*Items*.
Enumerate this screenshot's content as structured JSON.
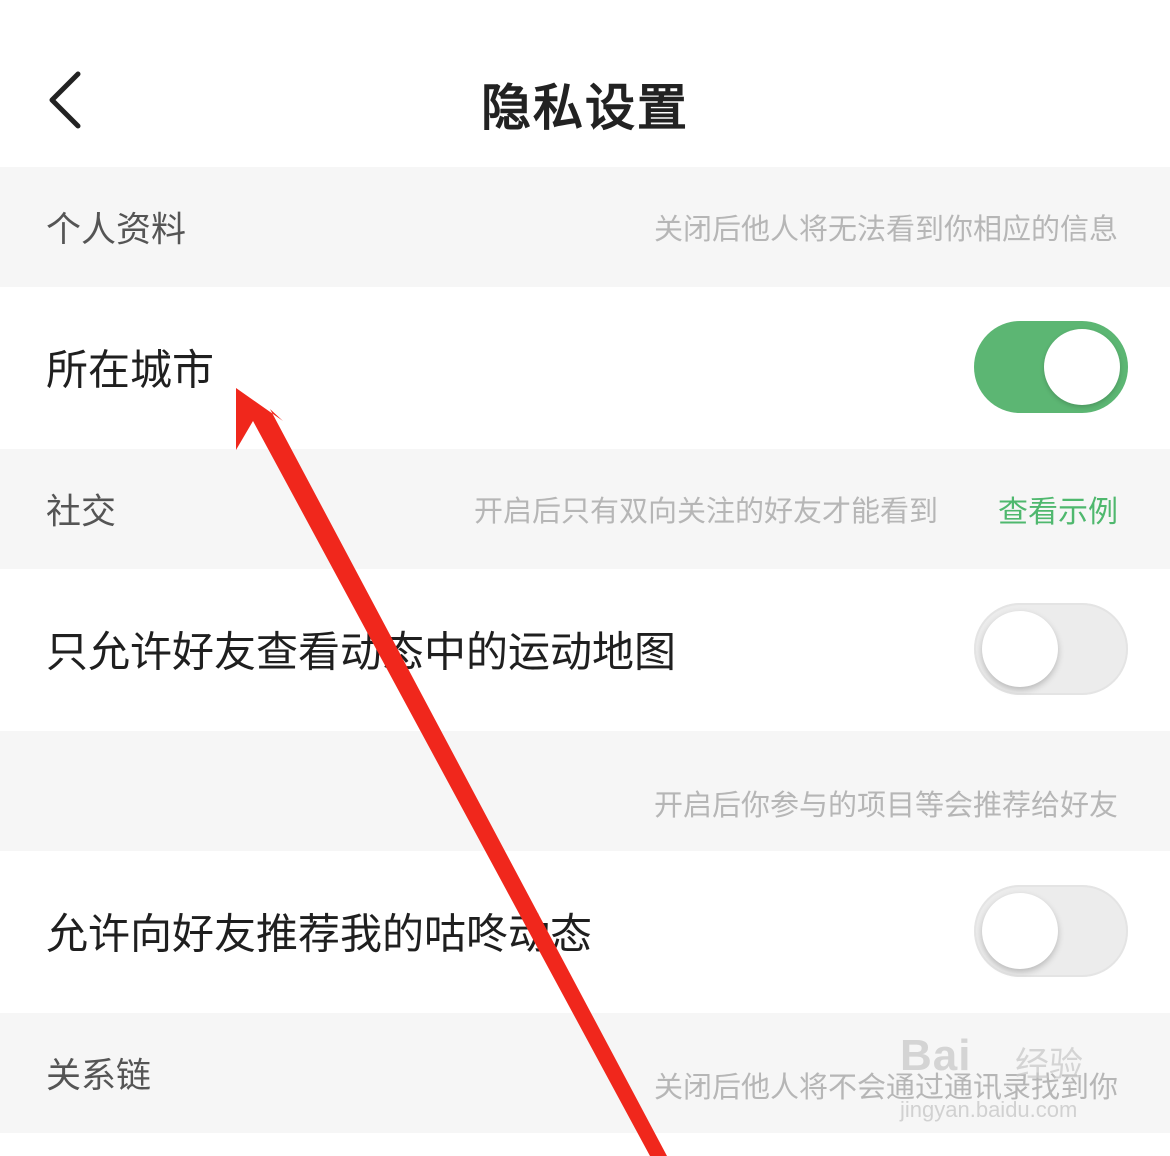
{
  "header": {
    "title": "隐私设置",
    "back_icon": "chevron-left-icon"
  },
  "sections": [
    {
      "label": "个人资料",
      "hint": "关闭后他人将无法看到你相应的信息"
    },
    {
      "label": "社交",
      "hint": "开启后只有双向关注的好友才能看到",
      "link": "查看示例"
    },
    {
      "label": "",
      "hint": "开启后你参与的项目等会推荐给好友"
    },
    {
      "label": "关系链",
      "hint": "关闭后他人将不会通过通讯录找到你"
    }
  ],
  "rows": [
    {
      "label": "所在城市",
      "toggle_on": true
    },
    {
      "label": "只允许好友查看动态中的运动地图",
      "toggle_on": false
    },
    {
      "label": "允许向好友推荐我的咕咚动态",
      "toggle_on": false
    }
  ],
  "annotation": {
    "type": "arrow",
    "color": "#f0271c"
  },
  "watermark": {
    "brand": "Bai",
    "sub": "经验",
    "url": "jingyan.baidu.com"
  },
  "colors": {
    "accent": "#5cb673",
    "link": "#4fb86e",
    "section_bg": "#f6f6f6"
  }
}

*Given instruction*. Make an exact copy of the data, leaving its pictures out.

*Solution for this exercise*.
Enumerate this screenshot's content as structured JSON.
{
  "header": {
    "title": "隐私设置",
    "back_icon": "chevron-left-icon"
  },
  "sections": [
    {
      "label": "个人资料",
      "hint": "关闭后他人将无法看到你相应的信息"
    },
    {
      "label": "社交",
      "hint": "开启后只有双向关注的好友才能看到",
      "link": "查看示例"
    },
    {
      "label": "",
      "hint": "开启后你参与的项目等会推荐给好友"
    },
    {
      "label": "关系链",
      "hint": "关闭后他人将不会通过通讯录找到你"
    }
  ],
  "rows": [
    {
      "label": "所在城市",
      "toggle_on": true
    },
    {
      "label": "只允许好友查看动态中的运动地图",
      "toggle_on": false
    },
    {
      "label": "允许向好友推荐我的咕咚动态",
      "toggle_on": false
    }
  ],
  "annotation": {
    "type": "arrow",
    "color": "#f0271c"
  },
  "watermark": {
    "brand": "Bai",
    "sub": "经验",
    "url": "jingyan.baidu.com"
  },
  "colors": {
    "accent": "#5cb673",
    "link": "#4fb86e",
    "section_bg": "#f6f6f6"
  }
}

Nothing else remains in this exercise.